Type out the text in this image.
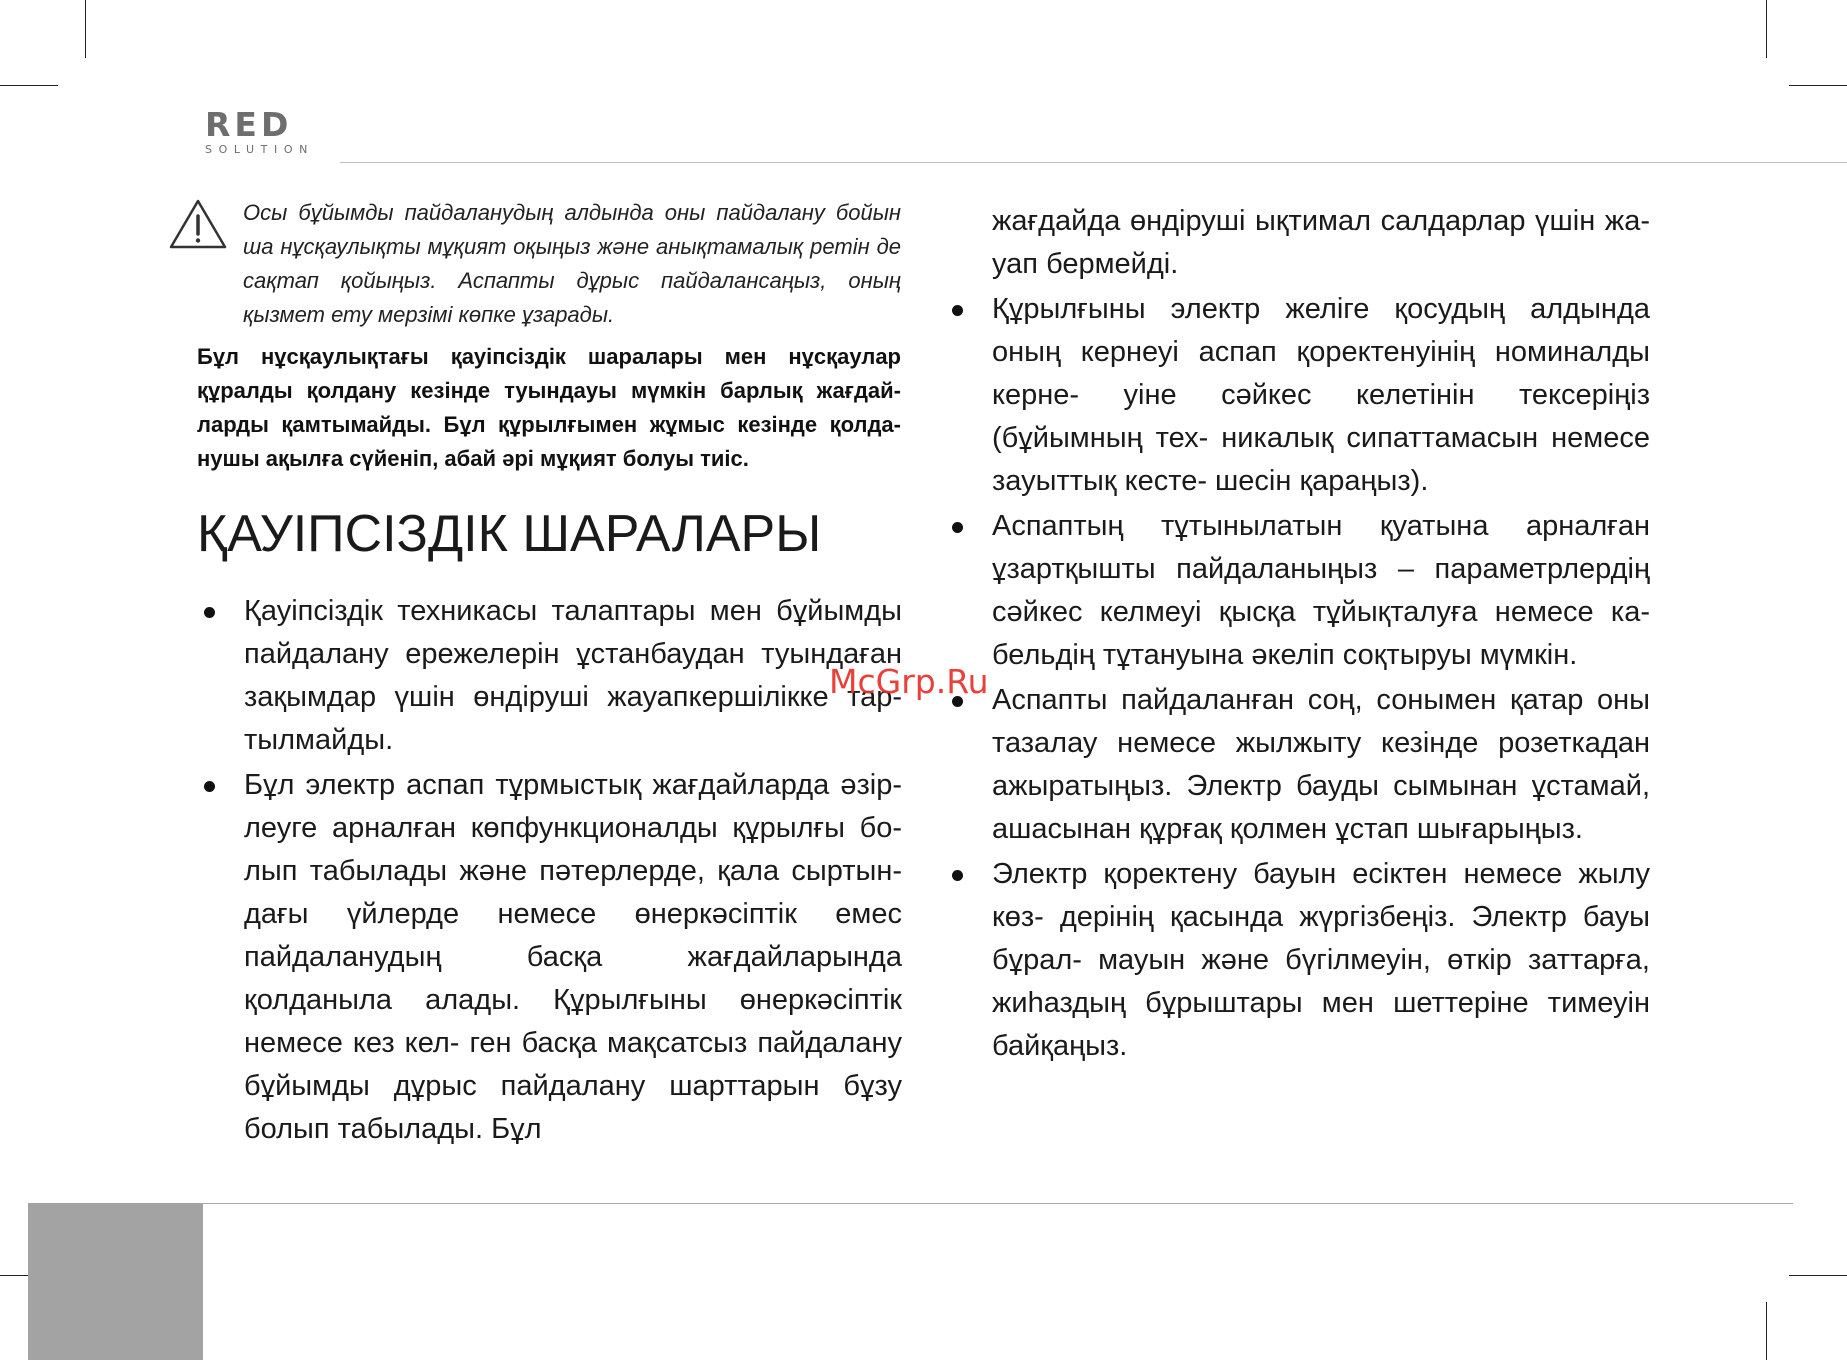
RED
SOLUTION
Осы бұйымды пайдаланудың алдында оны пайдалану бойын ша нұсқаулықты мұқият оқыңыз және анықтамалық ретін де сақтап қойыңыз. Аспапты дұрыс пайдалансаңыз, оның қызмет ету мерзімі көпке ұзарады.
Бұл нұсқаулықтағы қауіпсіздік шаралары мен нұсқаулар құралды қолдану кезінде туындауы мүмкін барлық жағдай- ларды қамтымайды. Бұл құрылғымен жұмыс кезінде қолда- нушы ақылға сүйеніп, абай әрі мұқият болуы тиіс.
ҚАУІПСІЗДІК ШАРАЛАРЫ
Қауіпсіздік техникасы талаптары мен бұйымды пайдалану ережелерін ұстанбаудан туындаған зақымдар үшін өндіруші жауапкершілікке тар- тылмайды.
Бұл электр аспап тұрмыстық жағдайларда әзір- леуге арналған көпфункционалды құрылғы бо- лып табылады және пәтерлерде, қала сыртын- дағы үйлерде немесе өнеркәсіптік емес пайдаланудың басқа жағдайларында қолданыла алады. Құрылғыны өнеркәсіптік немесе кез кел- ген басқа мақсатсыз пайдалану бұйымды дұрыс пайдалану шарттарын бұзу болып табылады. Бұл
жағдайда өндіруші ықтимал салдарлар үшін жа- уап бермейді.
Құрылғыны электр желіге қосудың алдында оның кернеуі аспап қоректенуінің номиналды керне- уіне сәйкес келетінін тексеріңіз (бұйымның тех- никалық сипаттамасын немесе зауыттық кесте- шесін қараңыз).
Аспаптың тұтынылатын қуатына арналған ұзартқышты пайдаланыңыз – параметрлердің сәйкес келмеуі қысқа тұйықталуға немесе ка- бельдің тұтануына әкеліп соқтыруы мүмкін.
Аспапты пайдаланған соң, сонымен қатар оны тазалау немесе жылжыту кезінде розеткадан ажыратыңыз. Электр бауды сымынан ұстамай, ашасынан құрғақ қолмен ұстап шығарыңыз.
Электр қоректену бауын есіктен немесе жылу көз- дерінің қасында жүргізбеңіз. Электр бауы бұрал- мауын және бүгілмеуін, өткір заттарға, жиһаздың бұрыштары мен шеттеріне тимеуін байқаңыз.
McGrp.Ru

^^^^

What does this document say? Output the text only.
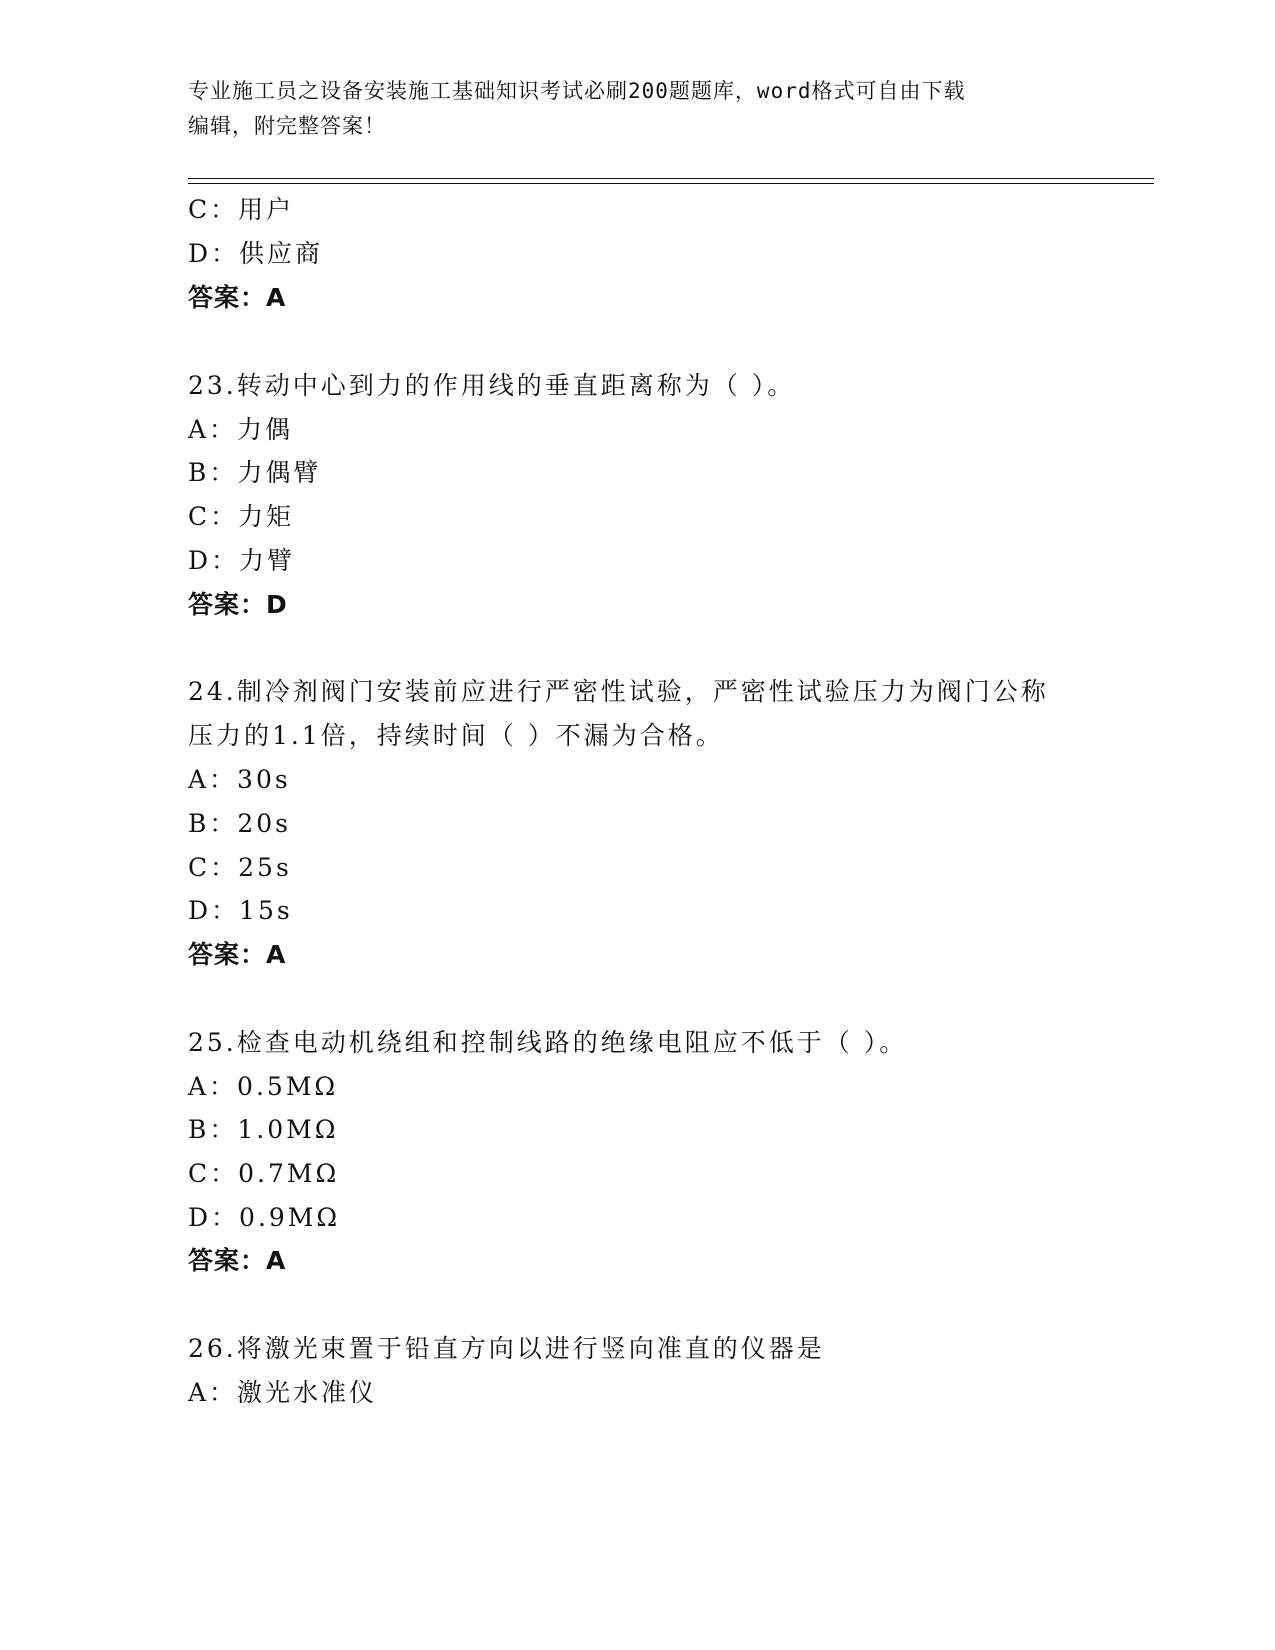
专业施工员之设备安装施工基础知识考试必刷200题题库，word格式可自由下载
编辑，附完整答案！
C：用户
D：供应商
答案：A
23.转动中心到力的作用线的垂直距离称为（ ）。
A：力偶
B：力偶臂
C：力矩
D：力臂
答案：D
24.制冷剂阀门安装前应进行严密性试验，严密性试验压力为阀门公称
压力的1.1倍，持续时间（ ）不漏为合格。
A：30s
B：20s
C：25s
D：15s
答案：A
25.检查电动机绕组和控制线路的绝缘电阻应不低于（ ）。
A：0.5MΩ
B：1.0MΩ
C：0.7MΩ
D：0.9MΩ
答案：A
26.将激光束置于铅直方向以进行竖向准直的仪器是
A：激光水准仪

^^^^

Given instruction:
Above are several records. Count the lines among them that contain "өндіруші" and give only the total.

Full output:
2